Records from a dataset:

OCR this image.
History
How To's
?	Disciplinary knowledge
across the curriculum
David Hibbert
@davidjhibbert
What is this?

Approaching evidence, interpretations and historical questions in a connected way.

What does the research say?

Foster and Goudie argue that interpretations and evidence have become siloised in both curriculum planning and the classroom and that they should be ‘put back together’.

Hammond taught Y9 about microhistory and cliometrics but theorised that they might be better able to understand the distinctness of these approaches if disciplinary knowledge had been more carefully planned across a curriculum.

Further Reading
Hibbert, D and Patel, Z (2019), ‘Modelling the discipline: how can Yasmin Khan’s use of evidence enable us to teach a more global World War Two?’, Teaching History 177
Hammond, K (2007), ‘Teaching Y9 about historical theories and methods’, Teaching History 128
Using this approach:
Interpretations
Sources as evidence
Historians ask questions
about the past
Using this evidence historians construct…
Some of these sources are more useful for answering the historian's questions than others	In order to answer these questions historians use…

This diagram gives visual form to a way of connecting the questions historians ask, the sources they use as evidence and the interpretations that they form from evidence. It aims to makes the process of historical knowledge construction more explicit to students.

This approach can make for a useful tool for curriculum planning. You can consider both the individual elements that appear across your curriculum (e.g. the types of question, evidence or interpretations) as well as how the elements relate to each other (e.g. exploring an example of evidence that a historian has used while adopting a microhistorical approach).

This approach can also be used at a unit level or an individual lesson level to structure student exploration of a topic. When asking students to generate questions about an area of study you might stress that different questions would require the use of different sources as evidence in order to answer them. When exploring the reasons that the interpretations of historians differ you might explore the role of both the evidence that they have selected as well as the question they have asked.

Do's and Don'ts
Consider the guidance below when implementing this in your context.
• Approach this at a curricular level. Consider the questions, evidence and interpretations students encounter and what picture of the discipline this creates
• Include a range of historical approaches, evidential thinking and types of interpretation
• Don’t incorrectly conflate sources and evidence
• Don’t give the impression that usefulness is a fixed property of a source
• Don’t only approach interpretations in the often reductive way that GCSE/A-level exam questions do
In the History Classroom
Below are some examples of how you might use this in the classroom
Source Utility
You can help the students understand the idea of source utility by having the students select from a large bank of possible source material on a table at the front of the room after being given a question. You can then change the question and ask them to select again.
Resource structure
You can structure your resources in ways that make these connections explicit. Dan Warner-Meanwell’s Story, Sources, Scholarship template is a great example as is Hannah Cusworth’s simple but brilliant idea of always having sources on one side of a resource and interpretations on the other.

• _Aim_:
Give back each line above precisely as it stands.

• _Result for this exercise_:
OCR this image.
History
How To's
?	Disciplinary knowledge
across the curriculum
David Hibbert
@davidjhibbert
What is this?

Approaching evidence, interpretations and historical questions in a connected way.

What does the research say?

Foster and Goudie argue that interpretations and evidence have become siloised in both curriculum planning and the classroom and that they should be ‘put back together’.

Hammond taught Y9 about microhistory and cliometrics but theorised that they might be better able to understand the distinctness of these approaches if disciplinary knowledge had been more carefully planned across a curriculum.

Further Reading
Hibbert, D and Patel, Z (2019), ‘Modelling the discipline: how can Yasmin Khan’s use of evidence enable us to teach a more global World War Two?’, Teaching History 177
Hammond, K (2007), ‘Teaching Y9 about historical theories and methods’, Teaching History 128
Using this approach:
Interpretations
Sources as evidence
Historians ask questions
about the past
Using this evidence historians construct…
Some of these sources are more useful for answering the historian's questions than others	In order to answer these questions historians use…

This diagram gives visual form to a way of connecting the questions historians ask, the sources they use as evidence and the interpretations that they form from evidence. It aims to makes the process of historical knowledge construction more explicit to students.

This approach can make for a useful tool for curriculum planning. You can consider both the individual elements that appear across your curriculum (e.g. the types of question, evidence or interpretations) as well as how the elements relate to each other (e.g. exploring an example of evidence that a historian has used while adopting a microhistorical approach).

This approach can also be used at a unit level or an individual lesson level to structure student exploration of a topic. When asking students to generate questions about an area of study you might stress that different questions would require the use of different sources as evidence in order to answer them. When exploring the reasons that the interpretations of historians differ you might explore the role of both the evidence that they have selected as well as the question they have asked.

Do's and Don'ts
Consider the guidance below when implementing this in your context.
• Approach this at a curricular level. Consider the questions, evidence and interpretations students encounter and what picture of the discipline this creates
• Include a range of historical approaches, evidential thinking and types of interpretation
• Don’t incorrectly conflate sources and evidence
• Don’t give the impression that usefulness is a fixed property of a source
• Don’t only approach interpretations in the often reductive way that GCSE/A-level exam questions do
In the History Classroom
Below are some examples of how you might use this in the classroom
Source Utility
You can help the students understand the idea of source utility by having the students select from a large bank of possible source material on a table at the front of the room after being given a question. You can then change the question and ask them to select again.
Resource structure
You can structure your resources in ways that make these connections explicit. Dan Warner-Meanwell’s Story, Sources, Scholarship template is a great example as is Hannah Cusworth’s simple but brilliant idea of always having sources on one side of a resource and interpretations on the other.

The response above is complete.